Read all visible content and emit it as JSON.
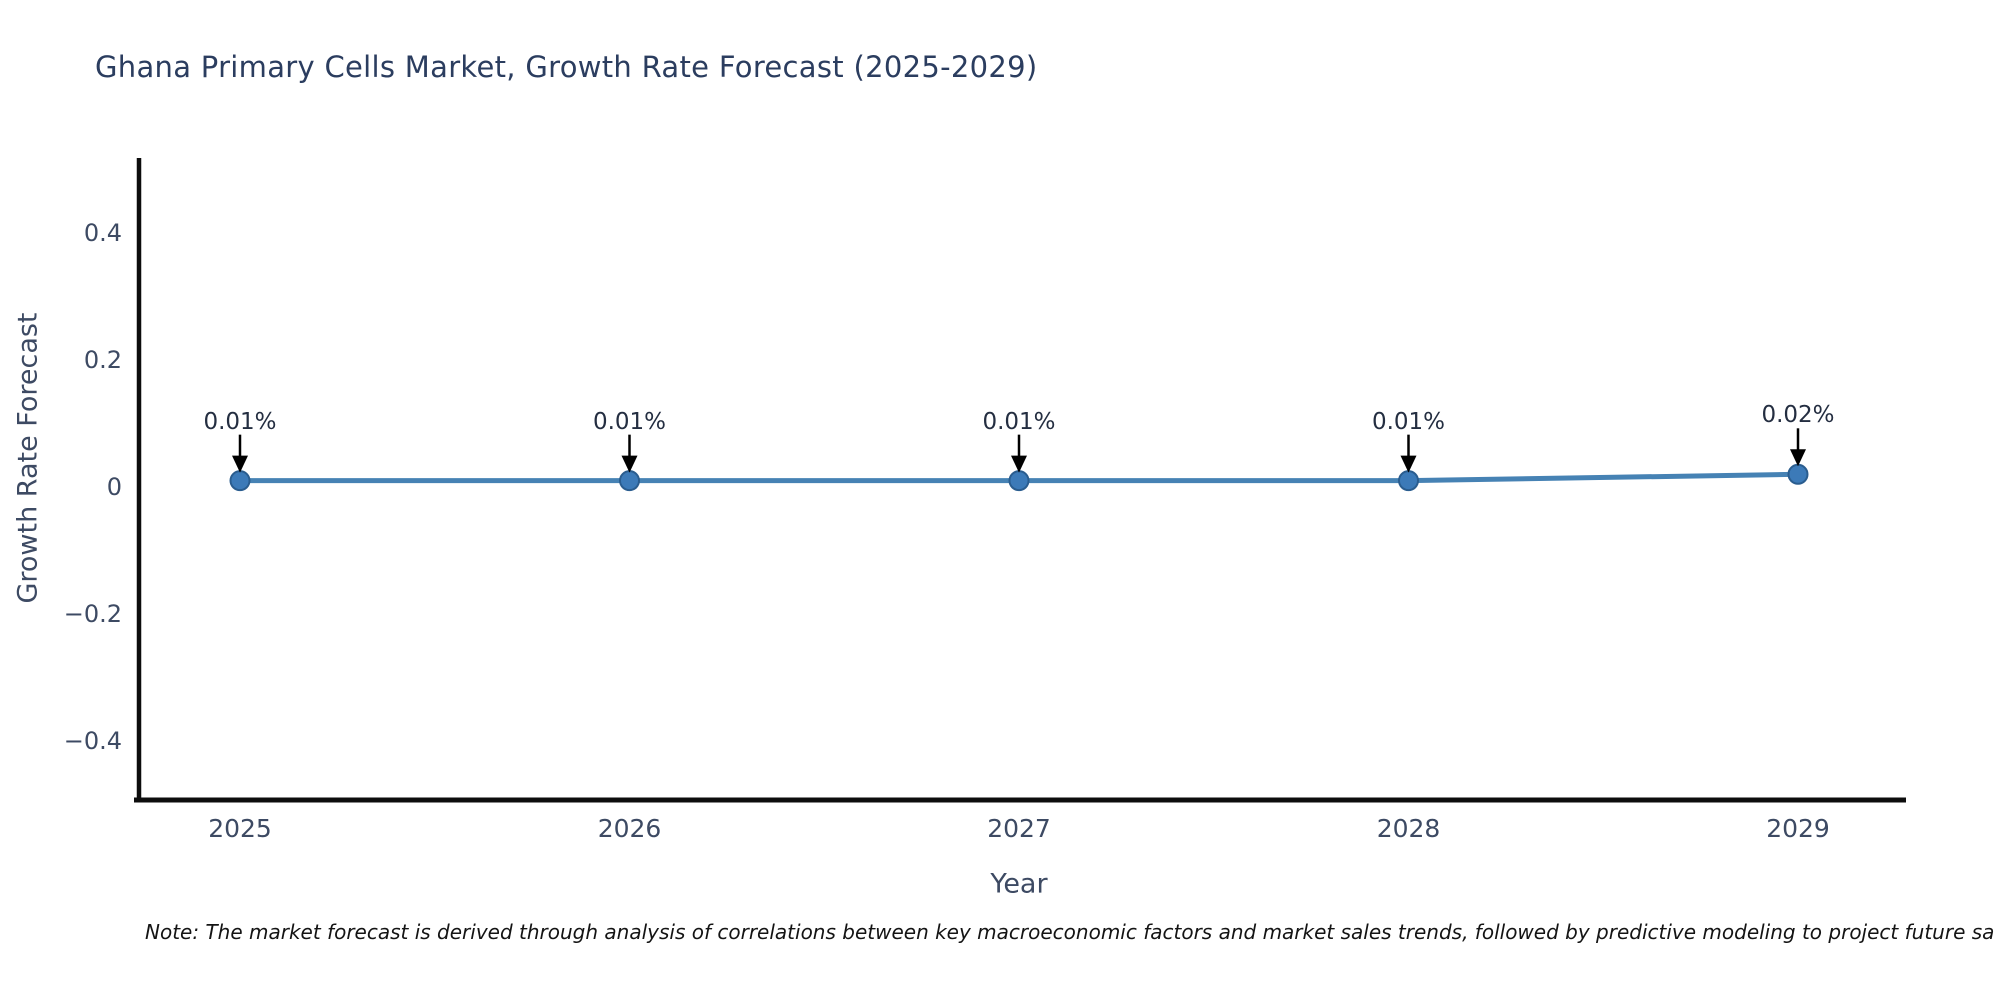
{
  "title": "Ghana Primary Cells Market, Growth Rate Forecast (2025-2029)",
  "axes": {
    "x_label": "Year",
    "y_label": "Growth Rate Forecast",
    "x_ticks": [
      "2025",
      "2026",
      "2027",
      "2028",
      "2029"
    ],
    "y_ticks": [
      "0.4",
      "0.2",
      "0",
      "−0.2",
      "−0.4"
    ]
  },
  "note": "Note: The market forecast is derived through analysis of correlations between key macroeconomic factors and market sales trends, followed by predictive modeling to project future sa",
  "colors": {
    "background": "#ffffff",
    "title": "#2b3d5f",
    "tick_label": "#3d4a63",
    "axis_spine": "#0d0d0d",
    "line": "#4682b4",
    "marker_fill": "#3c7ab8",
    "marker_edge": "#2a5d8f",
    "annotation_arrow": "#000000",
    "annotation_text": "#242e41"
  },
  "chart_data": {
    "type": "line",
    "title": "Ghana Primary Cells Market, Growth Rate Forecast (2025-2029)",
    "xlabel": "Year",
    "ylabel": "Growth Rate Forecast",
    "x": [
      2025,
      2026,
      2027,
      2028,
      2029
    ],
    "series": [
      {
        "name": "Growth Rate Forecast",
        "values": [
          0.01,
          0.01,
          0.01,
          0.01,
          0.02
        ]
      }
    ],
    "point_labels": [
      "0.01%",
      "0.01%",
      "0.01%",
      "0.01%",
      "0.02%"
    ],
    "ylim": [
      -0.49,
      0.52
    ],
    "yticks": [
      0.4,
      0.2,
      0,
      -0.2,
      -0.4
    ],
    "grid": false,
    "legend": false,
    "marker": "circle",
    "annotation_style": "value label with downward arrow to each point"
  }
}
※
Your task is to copy each line of the material that contains the word "Growth".

  "title": "Ghana Primary Cells Market, Growth Rate Forecast (2025-2029)",
    "y_label": "Growth Rate Forecast",
    "title": "Ghana Primary Cells Market, Growth Rate Forecast (2025-2029)",
    "ylabel": "Growth Rate Forecast",
        "name": "Growth Rate Forecast",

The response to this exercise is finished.